Requirements
"print" appears in how many lines of the entries? State only the number.

⟨

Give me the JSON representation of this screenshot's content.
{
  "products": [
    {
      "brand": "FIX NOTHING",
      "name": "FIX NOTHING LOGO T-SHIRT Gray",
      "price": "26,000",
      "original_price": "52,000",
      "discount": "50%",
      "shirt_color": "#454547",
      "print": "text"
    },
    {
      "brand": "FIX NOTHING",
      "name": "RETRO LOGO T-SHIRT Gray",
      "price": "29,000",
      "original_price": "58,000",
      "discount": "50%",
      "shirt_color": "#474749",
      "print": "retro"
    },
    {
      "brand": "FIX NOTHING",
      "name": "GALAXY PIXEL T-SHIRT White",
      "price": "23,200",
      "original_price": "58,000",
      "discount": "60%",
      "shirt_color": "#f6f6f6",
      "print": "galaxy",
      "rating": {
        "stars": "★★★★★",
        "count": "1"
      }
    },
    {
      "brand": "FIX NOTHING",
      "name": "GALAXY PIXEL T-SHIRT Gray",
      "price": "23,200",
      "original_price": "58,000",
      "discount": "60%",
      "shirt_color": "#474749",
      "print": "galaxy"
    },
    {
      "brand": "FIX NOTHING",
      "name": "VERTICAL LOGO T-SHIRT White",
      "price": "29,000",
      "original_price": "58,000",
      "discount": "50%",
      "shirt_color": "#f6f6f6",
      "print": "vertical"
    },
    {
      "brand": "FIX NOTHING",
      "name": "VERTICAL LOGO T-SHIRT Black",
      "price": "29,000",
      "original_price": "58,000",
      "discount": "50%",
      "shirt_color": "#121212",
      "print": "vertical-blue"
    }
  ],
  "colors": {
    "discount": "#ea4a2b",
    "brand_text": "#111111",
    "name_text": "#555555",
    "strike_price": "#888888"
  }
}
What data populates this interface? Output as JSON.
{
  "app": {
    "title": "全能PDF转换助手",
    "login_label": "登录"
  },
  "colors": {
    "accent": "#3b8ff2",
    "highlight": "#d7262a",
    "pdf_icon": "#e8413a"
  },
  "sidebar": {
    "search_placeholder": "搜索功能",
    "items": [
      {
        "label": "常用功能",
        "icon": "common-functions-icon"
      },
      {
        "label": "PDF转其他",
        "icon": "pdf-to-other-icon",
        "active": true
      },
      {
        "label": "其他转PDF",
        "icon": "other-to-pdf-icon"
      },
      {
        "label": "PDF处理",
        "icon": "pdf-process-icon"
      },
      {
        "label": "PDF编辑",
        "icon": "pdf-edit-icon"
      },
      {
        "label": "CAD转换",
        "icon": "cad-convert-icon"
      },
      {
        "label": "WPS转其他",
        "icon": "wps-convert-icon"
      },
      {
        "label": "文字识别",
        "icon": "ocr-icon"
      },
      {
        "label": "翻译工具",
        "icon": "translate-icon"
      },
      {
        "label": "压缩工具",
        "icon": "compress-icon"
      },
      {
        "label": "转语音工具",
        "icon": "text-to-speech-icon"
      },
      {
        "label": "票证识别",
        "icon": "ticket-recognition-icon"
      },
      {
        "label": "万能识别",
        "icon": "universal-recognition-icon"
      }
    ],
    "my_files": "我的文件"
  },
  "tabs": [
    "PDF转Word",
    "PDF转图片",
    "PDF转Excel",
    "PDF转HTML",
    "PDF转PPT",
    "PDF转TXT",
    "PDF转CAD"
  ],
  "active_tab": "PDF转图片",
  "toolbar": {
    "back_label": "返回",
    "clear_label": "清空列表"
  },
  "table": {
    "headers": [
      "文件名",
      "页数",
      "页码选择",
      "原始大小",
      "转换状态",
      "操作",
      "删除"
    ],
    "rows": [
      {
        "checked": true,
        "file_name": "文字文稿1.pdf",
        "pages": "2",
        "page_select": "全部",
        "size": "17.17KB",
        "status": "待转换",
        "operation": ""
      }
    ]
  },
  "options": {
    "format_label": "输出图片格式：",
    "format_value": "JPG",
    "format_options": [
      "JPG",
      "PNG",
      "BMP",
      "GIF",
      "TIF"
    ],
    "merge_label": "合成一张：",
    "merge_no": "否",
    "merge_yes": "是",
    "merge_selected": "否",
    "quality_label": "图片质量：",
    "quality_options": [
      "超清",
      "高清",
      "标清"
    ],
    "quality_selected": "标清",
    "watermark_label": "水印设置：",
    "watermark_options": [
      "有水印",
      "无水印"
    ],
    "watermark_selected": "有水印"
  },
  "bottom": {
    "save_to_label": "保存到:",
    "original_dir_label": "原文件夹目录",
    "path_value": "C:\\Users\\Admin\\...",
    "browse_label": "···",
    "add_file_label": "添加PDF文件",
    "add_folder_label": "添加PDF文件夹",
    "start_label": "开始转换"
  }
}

⟩

Response to the exercise
6